— BEGIN Data provided —

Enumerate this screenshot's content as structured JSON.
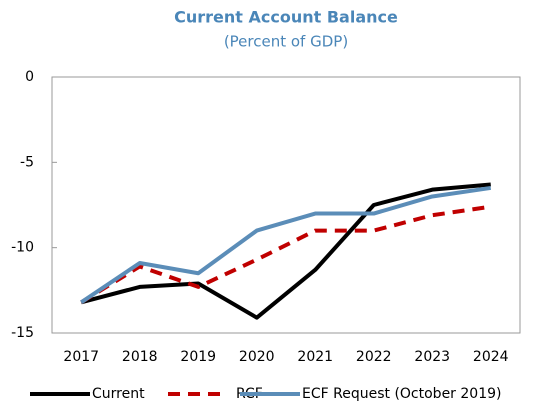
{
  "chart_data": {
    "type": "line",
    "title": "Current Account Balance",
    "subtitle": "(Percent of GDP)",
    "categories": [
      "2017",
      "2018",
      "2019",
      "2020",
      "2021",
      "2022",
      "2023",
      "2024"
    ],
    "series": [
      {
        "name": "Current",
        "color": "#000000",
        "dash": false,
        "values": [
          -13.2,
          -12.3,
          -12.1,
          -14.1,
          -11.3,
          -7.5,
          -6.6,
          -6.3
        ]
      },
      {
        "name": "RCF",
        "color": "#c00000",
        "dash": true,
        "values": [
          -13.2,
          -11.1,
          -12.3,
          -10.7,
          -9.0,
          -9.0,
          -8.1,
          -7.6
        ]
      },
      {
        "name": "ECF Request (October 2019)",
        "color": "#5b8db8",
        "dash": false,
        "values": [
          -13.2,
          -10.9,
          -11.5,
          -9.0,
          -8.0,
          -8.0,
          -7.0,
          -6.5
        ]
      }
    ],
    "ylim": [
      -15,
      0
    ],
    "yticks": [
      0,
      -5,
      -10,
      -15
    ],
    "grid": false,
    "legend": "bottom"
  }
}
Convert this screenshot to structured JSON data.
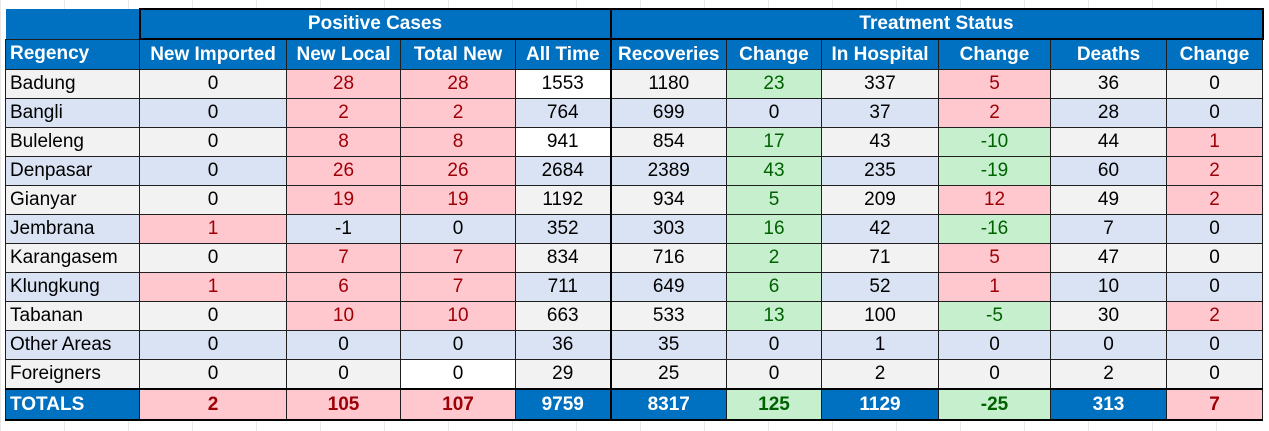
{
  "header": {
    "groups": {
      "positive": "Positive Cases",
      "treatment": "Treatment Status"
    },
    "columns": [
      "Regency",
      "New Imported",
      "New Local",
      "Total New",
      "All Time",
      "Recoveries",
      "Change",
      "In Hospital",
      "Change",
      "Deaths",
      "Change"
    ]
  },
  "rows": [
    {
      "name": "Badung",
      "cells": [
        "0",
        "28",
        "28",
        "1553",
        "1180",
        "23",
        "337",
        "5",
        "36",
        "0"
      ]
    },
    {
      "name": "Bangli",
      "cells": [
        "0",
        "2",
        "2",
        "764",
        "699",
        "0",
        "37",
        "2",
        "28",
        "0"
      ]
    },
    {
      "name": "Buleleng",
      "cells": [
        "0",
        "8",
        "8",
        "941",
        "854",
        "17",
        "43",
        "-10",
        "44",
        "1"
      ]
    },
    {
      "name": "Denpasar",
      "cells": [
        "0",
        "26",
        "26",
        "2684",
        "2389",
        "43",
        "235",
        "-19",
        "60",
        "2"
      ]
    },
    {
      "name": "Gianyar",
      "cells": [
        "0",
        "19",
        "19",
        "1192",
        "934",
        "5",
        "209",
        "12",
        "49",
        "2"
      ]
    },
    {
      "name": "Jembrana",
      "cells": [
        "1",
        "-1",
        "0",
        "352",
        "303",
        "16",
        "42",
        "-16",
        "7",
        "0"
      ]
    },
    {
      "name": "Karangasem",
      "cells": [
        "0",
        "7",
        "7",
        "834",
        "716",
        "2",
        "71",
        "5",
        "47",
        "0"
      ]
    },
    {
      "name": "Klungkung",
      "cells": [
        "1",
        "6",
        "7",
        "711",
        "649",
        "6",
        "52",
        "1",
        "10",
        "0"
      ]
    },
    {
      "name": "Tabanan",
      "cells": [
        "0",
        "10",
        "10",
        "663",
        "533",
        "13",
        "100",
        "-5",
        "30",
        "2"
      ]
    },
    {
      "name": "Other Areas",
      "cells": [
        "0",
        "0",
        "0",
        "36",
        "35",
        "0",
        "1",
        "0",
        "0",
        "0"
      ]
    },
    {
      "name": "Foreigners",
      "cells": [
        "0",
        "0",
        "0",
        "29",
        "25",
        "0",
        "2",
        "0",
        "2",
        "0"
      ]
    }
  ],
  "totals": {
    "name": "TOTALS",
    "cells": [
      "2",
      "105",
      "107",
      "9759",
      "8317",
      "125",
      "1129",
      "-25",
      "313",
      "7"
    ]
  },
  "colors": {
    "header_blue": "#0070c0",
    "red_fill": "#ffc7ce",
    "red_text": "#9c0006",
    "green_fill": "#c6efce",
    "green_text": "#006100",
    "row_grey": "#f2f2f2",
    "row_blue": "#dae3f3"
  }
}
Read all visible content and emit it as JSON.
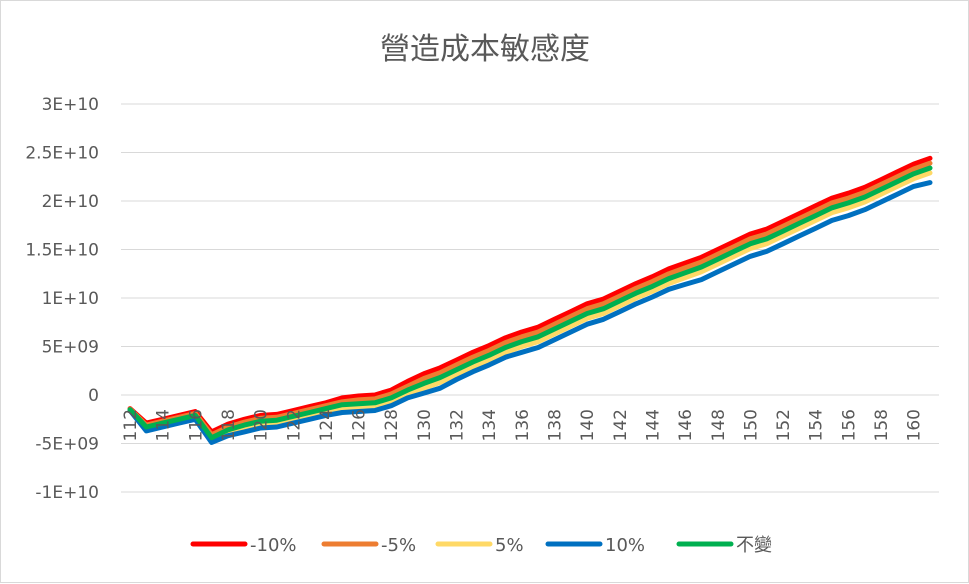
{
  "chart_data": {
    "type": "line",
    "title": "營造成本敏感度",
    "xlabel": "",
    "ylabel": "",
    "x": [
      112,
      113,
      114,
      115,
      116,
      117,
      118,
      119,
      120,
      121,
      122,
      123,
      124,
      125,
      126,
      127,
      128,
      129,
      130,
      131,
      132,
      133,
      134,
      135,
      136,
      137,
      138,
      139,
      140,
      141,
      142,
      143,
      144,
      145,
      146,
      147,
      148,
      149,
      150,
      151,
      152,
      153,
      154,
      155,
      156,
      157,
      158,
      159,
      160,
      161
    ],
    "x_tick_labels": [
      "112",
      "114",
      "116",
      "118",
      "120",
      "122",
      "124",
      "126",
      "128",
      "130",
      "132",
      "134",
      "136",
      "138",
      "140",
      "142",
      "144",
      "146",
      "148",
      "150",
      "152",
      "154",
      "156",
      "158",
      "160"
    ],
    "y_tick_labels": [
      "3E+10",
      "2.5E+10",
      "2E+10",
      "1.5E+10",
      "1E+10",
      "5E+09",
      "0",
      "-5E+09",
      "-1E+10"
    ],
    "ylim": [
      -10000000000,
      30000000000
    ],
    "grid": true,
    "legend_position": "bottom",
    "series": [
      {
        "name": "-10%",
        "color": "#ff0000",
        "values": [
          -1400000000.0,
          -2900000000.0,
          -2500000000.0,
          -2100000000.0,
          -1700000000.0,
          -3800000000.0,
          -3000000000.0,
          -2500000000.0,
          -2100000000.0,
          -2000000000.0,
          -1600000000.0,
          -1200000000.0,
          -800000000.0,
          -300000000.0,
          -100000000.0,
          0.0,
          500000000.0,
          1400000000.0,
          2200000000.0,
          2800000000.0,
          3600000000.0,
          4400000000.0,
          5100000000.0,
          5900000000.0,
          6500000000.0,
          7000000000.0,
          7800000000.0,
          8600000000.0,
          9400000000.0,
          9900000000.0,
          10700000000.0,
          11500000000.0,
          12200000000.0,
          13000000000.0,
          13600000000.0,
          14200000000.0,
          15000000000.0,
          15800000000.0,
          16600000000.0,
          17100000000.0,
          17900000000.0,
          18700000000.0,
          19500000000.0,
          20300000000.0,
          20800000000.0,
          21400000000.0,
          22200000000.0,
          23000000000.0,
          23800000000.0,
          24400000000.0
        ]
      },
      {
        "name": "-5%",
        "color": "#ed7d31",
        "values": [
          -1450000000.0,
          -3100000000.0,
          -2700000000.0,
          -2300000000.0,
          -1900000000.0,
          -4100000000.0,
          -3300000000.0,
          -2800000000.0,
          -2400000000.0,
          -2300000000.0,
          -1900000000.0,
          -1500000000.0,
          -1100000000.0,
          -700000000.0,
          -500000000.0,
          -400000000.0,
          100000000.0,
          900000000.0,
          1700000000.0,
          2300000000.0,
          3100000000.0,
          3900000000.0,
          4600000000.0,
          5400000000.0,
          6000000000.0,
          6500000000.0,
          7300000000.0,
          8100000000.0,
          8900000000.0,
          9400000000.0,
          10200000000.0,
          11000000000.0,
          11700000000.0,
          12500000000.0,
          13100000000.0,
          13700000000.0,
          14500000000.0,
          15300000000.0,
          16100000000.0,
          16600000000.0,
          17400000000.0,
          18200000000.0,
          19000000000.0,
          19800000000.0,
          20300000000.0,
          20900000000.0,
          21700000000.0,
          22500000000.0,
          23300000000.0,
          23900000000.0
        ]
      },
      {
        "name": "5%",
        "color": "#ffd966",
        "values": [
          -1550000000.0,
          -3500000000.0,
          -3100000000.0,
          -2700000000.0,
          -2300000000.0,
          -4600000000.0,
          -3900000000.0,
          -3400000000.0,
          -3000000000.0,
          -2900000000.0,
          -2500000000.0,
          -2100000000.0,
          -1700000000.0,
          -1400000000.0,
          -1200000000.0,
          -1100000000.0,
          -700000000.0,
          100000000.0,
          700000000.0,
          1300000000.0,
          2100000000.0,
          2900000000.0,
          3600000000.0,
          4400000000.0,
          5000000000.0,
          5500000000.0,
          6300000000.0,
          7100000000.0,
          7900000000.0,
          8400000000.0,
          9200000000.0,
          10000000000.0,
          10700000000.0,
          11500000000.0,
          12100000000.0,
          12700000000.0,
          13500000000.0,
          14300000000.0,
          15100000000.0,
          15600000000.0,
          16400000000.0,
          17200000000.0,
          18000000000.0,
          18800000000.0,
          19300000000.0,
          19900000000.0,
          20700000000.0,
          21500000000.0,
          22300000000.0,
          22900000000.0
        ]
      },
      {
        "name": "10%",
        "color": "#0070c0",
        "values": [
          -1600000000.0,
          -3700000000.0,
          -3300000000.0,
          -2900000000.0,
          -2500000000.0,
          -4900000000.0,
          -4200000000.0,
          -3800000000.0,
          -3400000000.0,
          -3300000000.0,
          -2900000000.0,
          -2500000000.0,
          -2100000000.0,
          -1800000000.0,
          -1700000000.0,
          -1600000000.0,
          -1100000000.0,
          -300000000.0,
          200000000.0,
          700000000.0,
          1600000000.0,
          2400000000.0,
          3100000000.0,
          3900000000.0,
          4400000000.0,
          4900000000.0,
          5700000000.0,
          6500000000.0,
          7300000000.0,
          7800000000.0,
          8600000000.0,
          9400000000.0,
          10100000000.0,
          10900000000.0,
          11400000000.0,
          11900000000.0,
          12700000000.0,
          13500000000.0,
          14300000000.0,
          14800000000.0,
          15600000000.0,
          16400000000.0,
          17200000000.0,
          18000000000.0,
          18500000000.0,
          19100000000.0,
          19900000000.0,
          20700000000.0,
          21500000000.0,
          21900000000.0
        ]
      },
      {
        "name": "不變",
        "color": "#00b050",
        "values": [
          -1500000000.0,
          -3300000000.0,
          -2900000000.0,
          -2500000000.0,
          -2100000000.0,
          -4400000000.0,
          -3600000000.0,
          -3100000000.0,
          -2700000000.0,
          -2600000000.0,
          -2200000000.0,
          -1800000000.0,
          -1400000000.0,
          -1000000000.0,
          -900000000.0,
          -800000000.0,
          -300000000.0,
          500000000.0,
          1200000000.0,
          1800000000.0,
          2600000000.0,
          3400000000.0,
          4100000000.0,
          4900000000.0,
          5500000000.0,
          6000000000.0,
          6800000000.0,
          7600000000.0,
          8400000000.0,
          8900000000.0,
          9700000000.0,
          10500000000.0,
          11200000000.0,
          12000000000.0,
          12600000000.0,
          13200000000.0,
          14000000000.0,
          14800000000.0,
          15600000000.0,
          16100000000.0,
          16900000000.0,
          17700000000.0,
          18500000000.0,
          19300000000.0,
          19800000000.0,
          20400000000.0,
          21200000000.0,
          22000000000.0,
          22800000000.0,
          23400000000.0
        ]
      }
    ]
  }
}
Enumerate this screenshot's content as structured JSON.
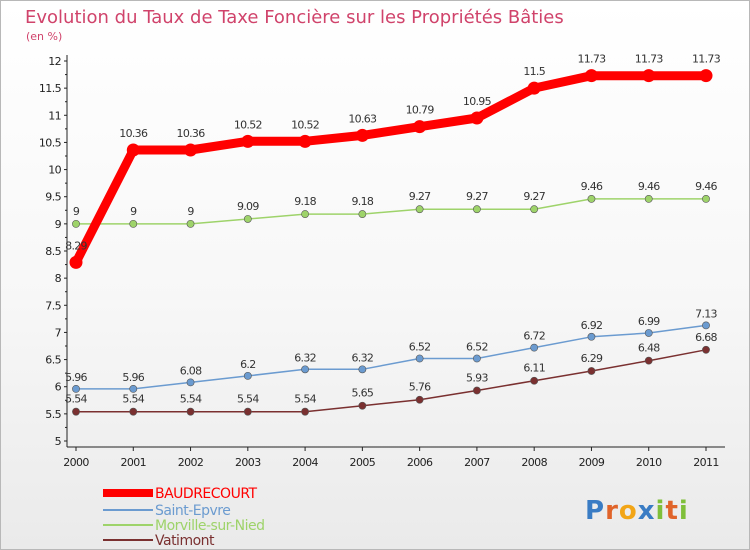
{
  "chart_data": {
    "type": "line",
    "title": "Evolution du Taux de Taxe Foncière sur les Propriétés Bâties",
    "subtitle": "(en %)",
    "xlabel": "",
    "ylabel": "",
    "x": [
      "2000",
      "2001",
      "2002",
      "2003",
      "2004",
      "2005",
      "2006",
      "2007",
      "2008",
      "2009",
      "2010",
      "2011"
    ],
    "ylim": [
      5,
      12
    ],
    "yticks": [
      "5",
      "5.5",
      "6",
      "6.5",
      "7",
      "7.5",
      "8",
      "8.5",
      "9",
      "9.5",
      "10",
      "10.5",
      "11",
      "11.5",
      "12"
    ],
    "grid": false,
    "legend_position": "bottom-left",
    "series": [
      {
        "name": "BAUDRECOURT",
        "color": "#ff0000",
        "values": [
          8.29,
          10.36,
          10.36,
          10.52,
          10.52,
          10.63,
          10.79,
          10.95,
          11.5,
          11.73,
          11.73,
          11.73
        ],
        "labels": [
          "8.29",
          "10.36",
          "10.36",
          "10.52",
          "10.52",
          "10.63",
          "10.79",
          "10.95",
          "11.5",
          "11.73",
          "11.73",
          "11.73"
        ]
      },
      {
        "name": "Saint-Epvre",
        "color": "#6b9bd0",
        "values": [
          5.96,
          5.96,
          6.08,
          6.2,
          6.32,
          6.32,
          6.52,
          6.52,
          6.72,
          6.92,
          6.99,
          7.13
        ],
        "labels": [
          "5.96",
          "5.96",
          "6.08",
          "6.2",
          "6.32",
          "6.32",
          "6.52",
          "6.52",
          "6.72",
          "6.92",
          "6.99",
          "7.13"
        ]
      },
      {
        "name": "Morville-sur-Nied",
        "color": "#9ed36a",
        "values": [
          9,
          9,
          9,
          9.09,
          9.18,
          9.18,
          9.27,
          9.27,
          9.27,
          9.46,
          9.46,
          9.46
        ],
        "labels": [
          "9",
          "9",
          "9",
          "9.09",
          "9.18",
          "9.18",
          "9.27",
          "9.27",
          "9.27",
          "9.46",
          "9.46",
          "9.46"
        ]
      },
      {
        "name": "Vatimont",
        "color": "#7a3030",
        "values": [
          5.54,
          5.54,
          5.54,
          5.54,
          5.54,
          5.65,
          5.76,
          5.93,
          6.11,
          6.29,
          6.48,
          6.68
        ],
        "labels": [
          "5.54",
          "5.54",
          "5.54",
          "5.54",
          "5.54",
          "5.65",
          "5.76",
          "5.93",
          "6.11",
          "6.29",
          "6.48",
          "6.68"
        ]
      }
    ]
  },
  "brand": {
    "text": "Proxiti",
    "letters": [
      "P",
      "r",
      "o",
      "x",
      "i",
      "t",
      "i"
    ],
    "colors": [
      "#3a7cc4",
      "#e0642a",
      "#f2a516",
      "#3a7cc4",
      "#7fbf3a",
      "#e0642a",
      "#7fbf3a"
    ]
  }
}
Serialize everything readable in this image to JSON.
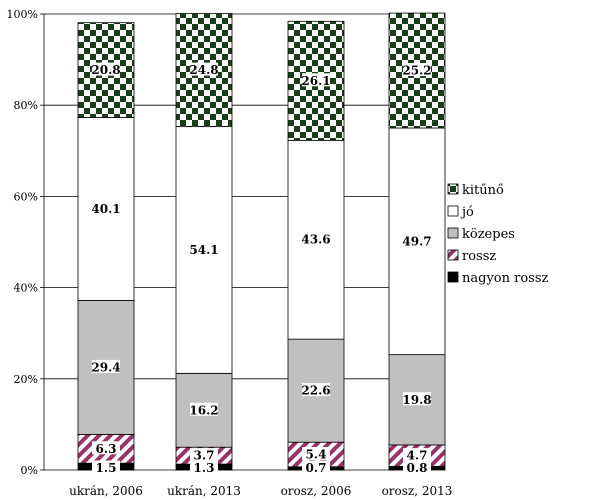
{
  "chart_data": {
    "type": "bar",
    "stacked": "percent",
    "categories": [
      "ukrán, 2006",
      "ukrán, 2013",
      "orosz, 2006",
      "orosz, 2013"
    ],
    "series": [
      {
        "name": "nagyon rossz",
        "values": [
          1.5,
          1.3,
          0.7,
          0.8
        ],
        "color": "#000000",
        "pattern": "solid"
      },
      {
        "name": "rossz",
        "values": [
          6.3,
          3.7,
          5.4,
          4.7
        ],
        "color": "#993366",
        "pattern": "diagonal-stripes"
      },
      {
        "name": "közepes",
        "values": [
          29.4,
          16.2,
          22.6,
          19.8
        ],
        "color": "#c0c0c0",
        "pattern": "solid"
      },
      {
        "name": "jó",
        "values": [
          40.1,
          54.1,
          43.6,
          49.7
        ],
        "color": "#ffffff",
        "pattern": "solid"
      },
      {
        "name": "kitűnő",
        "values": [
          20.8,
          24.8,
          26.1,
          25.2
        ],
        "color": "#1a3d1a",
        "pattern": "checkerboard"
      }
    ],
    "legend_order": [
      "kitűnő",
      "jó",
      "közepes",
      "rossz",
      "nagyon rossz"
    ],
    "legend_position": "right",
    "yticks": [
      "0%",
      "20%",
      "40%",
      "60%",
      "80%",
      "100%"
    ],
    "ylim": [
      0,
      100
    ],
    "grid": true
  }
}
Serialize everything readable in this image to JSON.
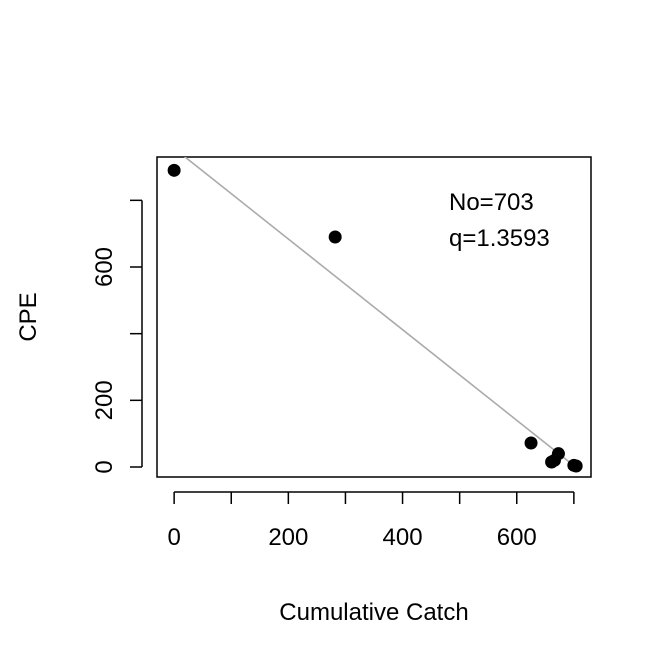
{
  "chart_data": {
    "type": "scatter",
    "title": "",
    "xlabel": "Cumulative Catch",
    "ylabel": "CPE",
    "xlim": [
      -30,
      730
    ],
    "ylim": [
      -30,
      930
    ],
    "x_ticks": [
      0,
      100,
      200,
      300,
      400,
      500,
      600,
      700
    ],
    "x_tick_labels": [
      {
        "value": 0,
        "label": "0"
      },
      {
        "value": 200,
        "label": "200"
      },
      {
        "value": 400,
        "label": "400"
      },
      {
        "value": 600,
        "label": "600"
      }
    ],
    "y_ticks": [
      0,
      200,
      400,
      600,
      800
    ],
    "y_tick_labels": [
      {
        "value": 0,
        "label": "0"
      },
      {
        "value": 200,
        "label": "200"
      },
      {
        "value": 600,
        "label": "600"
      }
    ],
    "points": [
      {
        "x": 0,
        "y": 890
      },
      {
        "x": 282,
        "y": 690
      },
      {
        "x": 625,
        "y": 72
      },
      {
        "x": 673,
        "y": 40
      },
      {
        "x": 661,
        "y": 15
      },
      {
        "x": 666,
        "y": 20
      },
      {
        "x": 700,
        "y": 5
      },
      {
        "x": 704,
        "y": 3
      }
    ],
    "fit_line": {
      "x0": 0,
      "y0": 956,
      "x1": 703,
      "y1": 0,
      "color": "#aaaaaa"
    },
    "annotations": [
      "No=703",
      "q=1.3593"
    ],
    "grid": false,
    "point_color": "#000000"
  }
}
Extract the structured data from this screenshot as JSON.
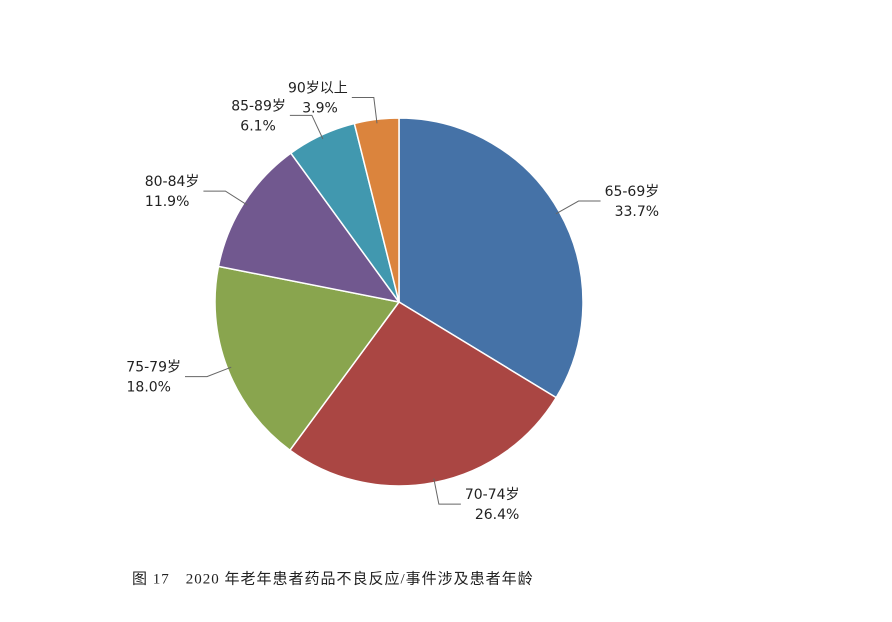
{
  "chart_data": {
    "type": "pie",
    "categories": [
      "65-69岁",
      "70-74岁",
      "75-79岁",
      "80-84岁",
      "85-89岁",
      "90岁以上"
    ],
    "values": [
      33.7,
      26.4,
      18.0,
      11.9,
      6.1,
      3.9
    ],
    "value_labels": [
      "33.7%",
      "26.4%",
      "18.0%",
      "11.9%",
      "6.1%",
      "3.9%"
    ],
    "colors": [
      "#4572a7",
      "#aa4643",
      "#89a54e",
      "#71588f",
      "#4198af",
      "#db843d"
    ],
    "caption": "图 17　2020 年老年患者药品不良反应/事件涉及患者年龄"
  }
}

— END Data provided —

Copy all lines in the listing above where the string "subtitle" appears.

    "subtitle": "(Percent of GDP)",
    "subtitle": "(en %)",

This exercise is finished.